Start of LISTING

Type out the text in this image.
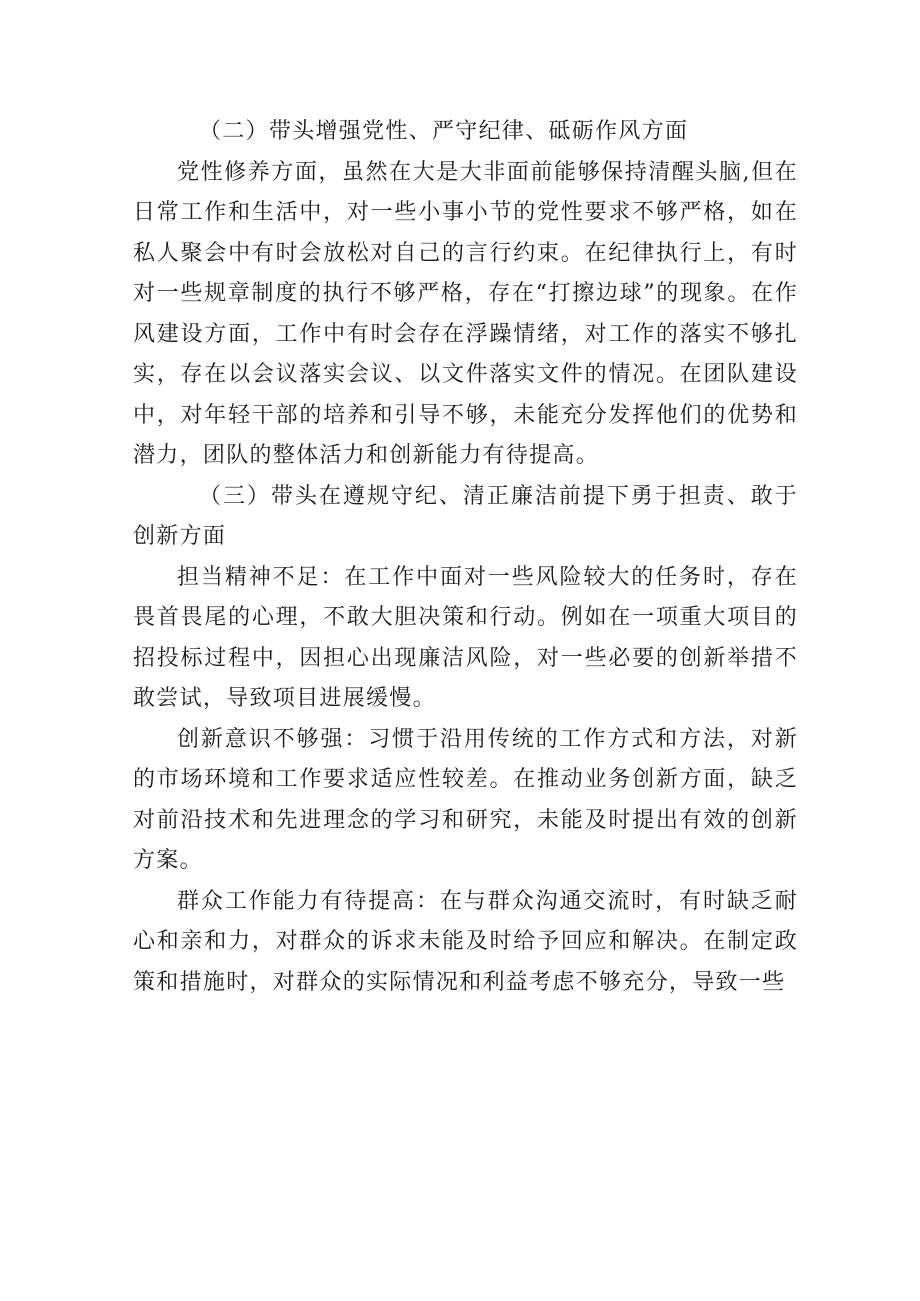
（二）带头增强党性、严守纪律、砥砺作风方面

党性修养方面，虽然在大是大非面前能够保持清醒头脑,但在日常工作和生活中，对一些小事小节的党性要求不够严格，如在私人聚会中有时会放松对自己的言行约束。在纪律执行上，有时对一些规章制度的执行不够严格，存在“打擦边球”的现象。在作风建设方面，工作中有时会存在浮躁情绪，对工作的落实不够扎实，存在以会议落实会议、以文件落实文件的情况。在团队建设中，对年轻干部的培养和引导不够，未能充分发挥他们的优势和潜力，团队的整体活力和创新能力有待提高。

（三）带头在遵规守纪、清正廉洁前提下勇于担责、敢于创新方面

担当精神不足：在工作中面对一些风险较大的任务时，存在畏首畏尾的心理，不敢大胆决策和行动。例如在一项重大项目的招投标过程中，因担心出现廉洁风险，对一些必要的创新举措不敢尝试，导致项目进展缓慢。

创新意识不够强：习惯于沿用传统的工作方式和方法，对新的市场环境和工作要求适应性较差。在推动业务创新方面，缺乏对前沿技术和先进理念的学习和研究，未能及时提出有效的创新方案。

群众工作能力有待提高：在与群众沟通交流时，有时缺乏耐心和亲和力，对群众的诉求未能及时给予回应和解决。在制定政策和措施时，对群众的实际情况和利益考虑不够充分，导致一些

End of LISTING

- **AIM OF THE EXERCISE**:
Keep the pictures out of the copy and write out the data exactly as it stands.

- **RESPONSE TO THE EXERCISE**:
Type out the text in this image.
（二）带头增强党性、严守纪律、砥砺作风方面

党性修养方面，虽然在大是大非面前能够保持清醒头脑,但在日常工作和生活中，对一些小事小节的党性要求不够严格，如在私人聚会中有时会放松对自己的言行约束。在纪律执行上，有时对一些规章制度的执行不够严格，存在“打擦边球”的现象。在作风建设方面，工作中有时会存在浮躁情绪，对工作的落实不够扎实，存在以会议落实会议、以文件落实文件的情况。在团队建设中，对年轻干部的培养和引导不够，未能充分发挥他们的优势和潜力，团队的整体活力和创新能力有待提高。

（三）带头在遵规守纪、清正廉洁前提下勇于担责、敢于创新方面

担当精神不足：在工作中面对一些风险较大的任务时，存在畏首畏尾的心理，不敢大胆决策和行动。例如在一项重大项目的招投标过程中，因担心出现廉洁风险，对一些必要的创新举措不敢尝试，导致项目进展缓慢。

创新意识不够强：习惯于沿用传统的工作方式和方法，对新的市场环境和工作要求适应性较差。在推动业务创新方面，缺乏对前沿技术和先进理念的学习和研究，未能及时提出有效的创新方案。

群众工作能力有待提高：在与群众沟通交流时，有时缺乏耐心和亲和力，对群众的诉求未能及时给予回应和解决。在制定政策和措施时，对群众的实际情况和利益考虑不够充分，导致一些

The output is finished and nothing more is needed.